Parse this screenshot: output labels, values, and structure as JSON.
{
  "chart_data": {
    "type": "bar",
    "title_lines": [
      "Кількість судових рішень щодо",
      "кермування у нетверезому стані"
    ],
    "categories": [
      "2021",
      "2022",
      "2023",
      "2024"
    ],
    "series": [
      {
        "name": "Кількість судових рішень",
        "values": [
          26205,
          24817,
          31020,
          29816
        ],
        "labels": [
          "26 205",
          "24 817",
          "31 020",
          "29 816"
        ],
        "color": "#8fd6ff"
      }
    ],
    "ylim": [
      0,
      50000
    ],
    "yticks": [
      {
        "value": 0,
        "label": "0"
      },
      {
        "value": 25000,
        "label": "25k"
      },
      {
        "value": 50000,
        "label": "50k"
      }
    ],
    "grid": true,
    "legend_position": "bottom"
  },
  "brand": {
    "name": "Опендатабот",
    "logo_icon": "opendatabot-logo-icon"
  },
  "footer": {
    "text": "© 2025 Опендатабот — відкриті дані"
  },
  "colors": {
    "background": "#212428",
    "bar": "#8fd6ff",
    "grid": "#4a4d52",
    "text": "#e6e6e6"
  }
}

-------------------------

Please quote every record above exactly as it appears.

Parse this screenshot: output labels, values, and structure as JSON.
{
  "chart_data": {
    "type": "bar",
    "title_lines": [
      "Кількість судових рішень щодо",
      "кермування у нетверезому стані"
    ],
    "categories": [
      "2021",
      "2022",
      "2023",
      "2024"
    ],
    "series": [
      {
        "name": "Кількість судових рішень",
        "values": [
          26205,
          24817,
          31020,
          29816
        ],
        "labels": [
          "26 205",
          "24 817",
          "31 020",
          "29 816"
        ],
        "color": "#8fd6ff"
      }
    ],
    "ylim": [
      0,
      50000
    ],
    "yticks": [
      {
        "value": 0,
        "label": "0"
      },
      {
        "value": 25000,
        "label": "25k"
      },
      {
        "value": 50000,
        "label": "50k"
      }
    ],
    "grid": true,
    "legend_position": "bottom"
  },
  "brand": {
    "name": "Опендатабот",
    "logo_icon": "opendatabot-logo-icon"
  },
  "footer": {
    "text": "© 2025 Опендатабот — відкриті дані"
  },
  "colors": {
    "background": "#212428",
    "bar": "#8fd6ff",
    "grid": "#4a4d52",
    "text": "#e6e6e6"
  }
}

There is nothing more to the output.